_AIM OF THE EXERCISE_
Can you put every line of the listing from the one containing "vs20-ratio: 39.8% <box>567 360 622 385</box>" down to and including the one containing "data-point <box>291 837 295 841</box>" into a JSON list of strings, one string per line, leaving out blank lines?

_PROVIDED RECORDS_
^^^^
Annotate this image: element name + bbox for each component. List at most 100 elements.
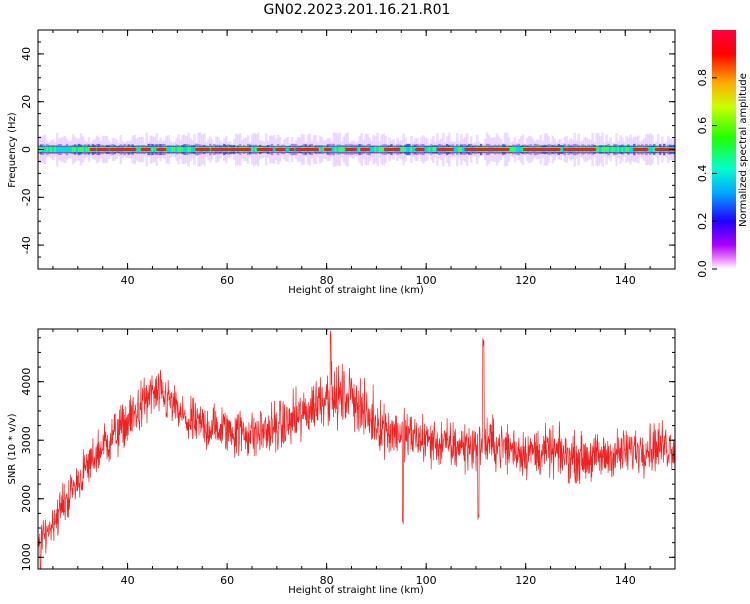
spectrogram-core (332, 146, 336, 153)
spectrogram-core (61, 146, 65, 153)
spectrogram-peak (640, 148, 647, 151)
spectrogram-core (45, 146, 49, 153)
spectrogram-core (75, 146, 79, 153)
spectrogram-core (53, 146, 57, 153)
spectrogram-core (83, 146, 87, 153)
snr-xtick-label: 100 (416, 574, 437, 587)
spectrogram-core (623, 146, 626, 153)
spectrogram-peak (490, 148, 506, 151)
spectrogram-peak (109, 148, 122, 151)
colorbar: 0.0 0.2 0.4 0.6 0.8 Normalized spectral ampl… (696, 30, 749, 278)
spectrogram-peak (312, 148, 320, 151)
spectrogram-core (63, 146, 67, 153)
spectrogram-core (135, 146, 139, 153)
spectrogram-core (169, 146, 172, 153)
snr-series-line (38, 330, 675, 569)
spectrogram-core (57, 146, 61, 153)
spectrogram-core (603, 146, 606, 153)
spectrogram-core (284, 146, 288, 153)
spectrogram-ytick-label: 20 (20, 95, 33, 109)
spectrogram-core (424, 146, 427, 153)
spectrogram-peak (234, 148, 252, 151)
spectrogram-peak (533, 148, 549, 151)
snr-xtick-label: 80 (320, 574, 334, 587)
spectrogram-core (627, 146, 630, 153)
colorbar-tick-label: 0.6 (696, 117, 709, 135)
spectrogram-core (47, 146, 51, 153)
spectrogram-core (338, 146, 342, 153)
spectrogram-core (320, 146, 324, 153)
spectrogram-core (330, 146, 334, 153)
spectrogram-core (153, 146, 156, 153)
spectrogram-xtick-label: 40 (121, 274, 135, 287)
spectrogram-core (649, 146, 652, 153)
spectrogram-core (137, 146, 141, 153)
figure-title: GN02.2023.201.16.21.R01 (264, 2, 451, 18)
spectrogram-peak (383, 148, 401, 151)
spectrogram-core (185, 146, 188, 153)
spectrogram-core (51, 146, 55, 153)
spectrogram-core (254, 146, 258, 153)
spectrogram-core (179, 146, 182, 153)
spectrogram-peak (581, 148, 591, 151)
spectrogram-core (191, 146, 194, 153)
spectrogram-core (372, 146, 375, 153)
spectrogram-xtick-label: 100 (416, 274, 437, 287)
spectrogram-core (43, 146, 47, 153)
spectrogram-ylabel: Frequency (Hz) (7, 112, 18, 188)
spectrogram-peak (344, 148, 358, 151)
spectrogram-panel: 40 60 80 100 120 140 -40 -20 0 20 40 Height of str… (7, 29, 676, 296)
snr-xtick-label: 60 (220, 574, 234, 587)
spectrogram-core (609, 146, 612, 153)
spectrogram-peak (414, 148, 425, 151)
spectrogram-core (167, 146, 170, 153)
spectrogram-core (81, 146, 85, 153)
spectrogram-core (173, 146, 176, 153)
spectrogram-xtick-label: 120 (515, 274, 536, 287)
spectrogram-peak (547, 148, 561, 151)
spectrogram-core (653, 146, 656, 153)
spectrogram-core (183, 146, 186, 153)
spectrogram-core (67, 146, 71, 153)
spectrogram-core (356, 146, 359, 153)
spectrogram-peak (89, 148, 97, 151)
spectrogram-peak (562, 148, 568, 151)
spectrogram-core (171, 146, 174, 153)
spectrogram-peak (210, 148, 229, 151)
spectrogram-core (460, 146, 463, 153)
spectrogram-core (513, 146, 517, 153)
snr-frame (37, 328, 676, 570)
spectrogram-core (250, 146, 254, 153)
spectrogram-core (597, 146, 600, 153)
spectrogram-core (79, 146, 83, 153)
spectrogram-core (342, 146, 346, 153)
spectrogram-core (601, 146, 604, 153)
spectrogram-core (336, 146, 340, 153)
spectrogram-core (631, 146, 634, 153)
spectrogram-core (517, 146, 521, 153)
spectrogram-peak (483, 148, 488, 151)
spectrogram-core (59, 146, 63, 153)
spectrogram-peak (274, 148, 286, 151)
spectrogram-peak (256, 148, 274, 151)
spectrogram-core (181, 146, 184, 153)
snr-ytick-label: 2000 (20, 485, 33, 513)
spectrogram-core (619, 146, 622, 153)
spectrogram-ytick-label: -20 (20, 188, 33, 206)
spectrogram-core (607, 146, 610, 153)
snr-ytick-label: 1000 (20, 543, 33, 571)
spectrogram-core (428, 146, 431, 153)
spectrogram-core (85, 146, 89, 153)
spectrogram-peak (469, 148, 483, 151)
spectrogram-core (515, 146, 519, 153)
spectrogram-core (434, 146, 437, 153)
spectrogram-ytick-label: -40 (20, 236, 33, 254)
spectrogram-core (87, 146, 91, 153)
spectrogram-xtick-label: 60 (220, 274, 234, 287)
snr-xtick-label: 40 (121, 574, 135, 587)
spectrogram-core (402, 146, 405, 153)
spectrogram-core (77, 146, 81, 153)
snr-xtick-label: 140 (615, 574, 636, 587)
spectrogram-core (458, 146, 461, 153)
snr-xlabel: Height of straight line (km) (288, 585, 424, 596)
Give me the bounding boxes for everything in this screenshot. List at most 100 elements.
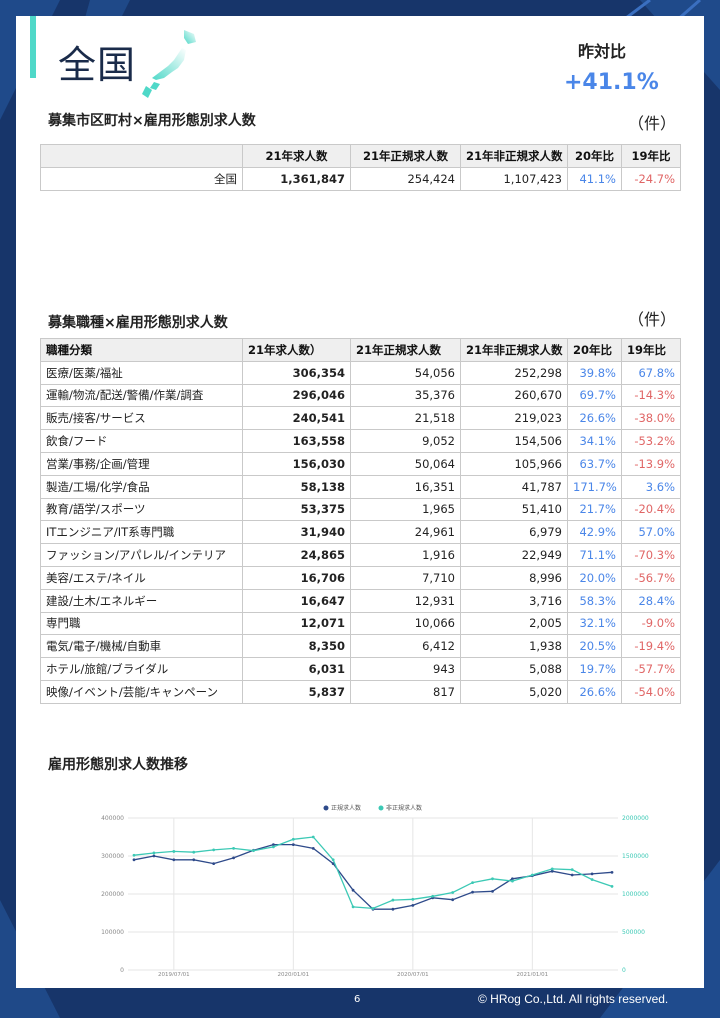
vs20-ratio: 39.8% <box>567 360 622 385</box>
y-left-tick-label: 0 <box>120 967 124 974</box>
regular-count: 943 <box>350 657 461 681</box>
table-row: 電気/電子/機械/自動車 8,350 6,412 1,938 20.5% -19.4% <box>40 634 681 659</box>
regular-count: 7,710 <box>350 565 461 590</box>
y-right-tick-label: 500000 <box>622 929 645 936</box>
region-name: 全国 <box>40 166 243 191</box>
vs20-ratio: 19.7% <box>567 657 622 681</box>
vs19-ratio: -53.2% <box>621 429 681 453</box>
data-point <box>291 837 295 841</box>
y-right-tick-label: 1500000 <box>622 853 649 860</box>
data-point <box>411 904 415 907</box>
nonregular-count: 5,020 <box>460 679 568 704</box>
yoy-label: 昨対比 <box>578 42 627 61</box>
vs19-ratio: -20.4% <box>621 497 681 522</box>
vs19-ratio: 3.6% <box>621 474 681 499</box>
data-point <box>491 877 494 881</box>
total-count: 240,541 <box>242 406 351 431</box>
data-point <box>550 869 554 873</box>
total-count: 53,375 <box>242 497 351 522</box>
vs19-ratio: 67.8% <box>621 360 681 385</box>
data-point <box>590 878 594 881</box>
x-tick-label: 2020/01/01 <box>277 972 309 976</box>
total-count: 296,046 <box>242 383 351 408</box>
total-count: 16,647 <box>242 588 351 613</box>
regular-count: 1,916 <box>350 543 461 567</box>
header-cell: 20年比 <box>567 338 622 362</box>
occupation-name: 販売/接客/サービス <box>40 406 243 431</box>
data-point <box>172 850 176 853</box>
occupation-name: ホテル/旅館/ブライダル <box>40 657 243 681</box>
table-row: 飲食/フード 163,558 9,052 154,506 34.1% -53.2% <box>40 429 681 453</box>
nonregular-count: 219,023 <box>460 406 568 431</box>
data-point <box>511 879 514 883</box>
data-point <box>411 897 415 901</box>
data-point <box>590 872 594 876</box>
regular-count: 1,965 <box>350 497 461 522</box>
unit-label: （件） <box>628 310 677 329</box>
data-point <box>491 889 494 893</box>
y-right-tick-label: 1000000 <box>622 891 649 898</box>
data-point <box>331 858 335 862</box>
nonregular-count: 1,938 <box>460 634 568 659</box>
y-left-tick-label: 100000 <box>101 929 124 936</box>
y-right-tick-label: 0 <box>622 967 626 974</box>
regular-count: 35,376 <box>350 383 461 408</box>
regular-count: 6,412 <box>350 634 461 659</box>
section-title-occupation: 募集職種×雇用形態別求人数 <box>48 315 228 331</box>
vs20-ratio: 41.1% <box>567 166 622 191</box>
data-point <box>192 858 196 862</box>
nonregular-count: 252,298 <box>460 360 568 385</box>
data-point <box>212 862 216 865</box>
yoy-value: +41.1% <box>564 70 659 95</box>
section-title-trend: 雇用形態別求人数推移 <box>48 757 188 773</box>
vs19-ratio: -70.3% <box>621 543 681 567</box>
total-count: 5,837 <box>242 679 351 704</box>
section-title-region: 募集市区町村×雇用形態別求人数 <box>48 113 256 129</box>
nonregular-count: 5,088 <box>460 657 568 681</box>
data-point <box>132 853 136 857</box>
table-row: 医療/医薬/福祉 306,354 54,056 252,298 39.8% 67.8% <box>40 360 681 385</box>
total-count: 16,706 <box>242 565 351 590</box>
regular-count: 54,056 <box>350 360 461 385</box>
report-page: 全国 昨対比 +41.1% 募集市区町村×雇用形態別求人数 （件） 21年求人数… <box>16 16 704 988</box>
data-point <box>232 856 235 860</box>
occupation-name: 運輸/物流/配送/警備/作業/調査 <box>40 383 243 408</box>
occupation-name: 教育/語学/スポーツ <box>40 497 243 522</box>
nonregular-count: 154,506 <box>460 429 568 453</box>
data-point <box>391 907 395 911</box>
data-point <box>192 850 196 854</box>
occupation-name: 映像/イベント/芸能/キャンペーン <box>40 679 243 704</box>
data-point <box>471 890 474 894</box>
vs19-ratio: 57.0% <box>621 520 681 545</box>
vs20-ratio: 171.7% <box>567 474 622 499</box>
vs20-ratio: 26.6% <box>567 679 622 704</box>
vs20-ratio: 69.7% <box>567 383 622 408</box>
data-point <box>212 848 216 852</box>
data-point <box>232 847 235 850</box>
legend-label: 正規求人数 <box>331 804 361 812</box>
table-row: ITエンジニア/IT系専門職 31,940 24,961 6,979 42.9% 57.0… <box>40 520 681 545</box>
series-line-nonregular <box>133 836 613 910</box>
data-point <box>291 843 295 846</box>
data-point <box>132 858 136 862</box>
data-point <box>451 891 455 894</box>
header-cell: 21年非正規求人数 <box>460 144 568 168</box>
x-tick-label: 2021/01/01 <box>516 972 548 976</box>
vs20-ratio: 71.1% <box>567 543 622 567</box>
total-count: 12,071 <box>242 611 351 636</box>
y-left-tick-label: 300000 <box>101 853 124 860</box>
y-left-tick-label: 400000 <box>101 815 124 822</box>
region-table: 21年求人数 21年正規求人数 21年非正規求人数 20年比 19年比 全国 1… <box>40 144 681 191</box>
total-count: 31,940 <box>242 520 351 545</box>
data-point <box>311 835 315 839</box>
table-header-row: 職種分類 21年求人数） 21年正規求人数 21年非正規求人数 20年比 19年… <box>40 338 681 362</box>
y-left-tick-label: 200000 <box>101 891 124 898</box>
data-point <box>272 843 275 846</box>
nonregular-count: 3,716 <box>460 588 568 613</box>
vs19-ratio: -14.3% <box>621 383 681 408</box>
data-point <box>570 873 574 877</box>
total-count: 6,031 <box>242 657 351 681</box>
header-cell: 職種分類 <box>40 338 243 362</box>
regular-count: 9,052 <box>350 429 461 453</box>
occupation-name: 医療/医薬/福祉 <box>40 360 243 385</box>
^^^^
_EXERCISE OUTPUT_
[
  "vs20-ratio: 39.8% <box>567 360 622 385</box>",
  "y-left-tick-label: 0 <box>120 967 124 974</box>",
  "regular-count: 943 <box>350 657 461 681</box>",
  "table-row: 電気/電子/機械/自動車 8,350 6,412 1,938 20.5% -19.4% <box>40 634 681 659</box>",
  "regular-count: 7,710 <box>350 565 461 590</box>",
  "y-right-tick-label: 500000 <box>622 929 645 936</box>",
  "region-name: 全国 <box>40 166 243 191</box>",
  "vs20-ratio: 19.7% <box>567 657 622 681</box>",
  "vs19-ratio: -53.2% <box>621 429 681 453</box>",
  "data-point <box>291 837 295 841</box>"
]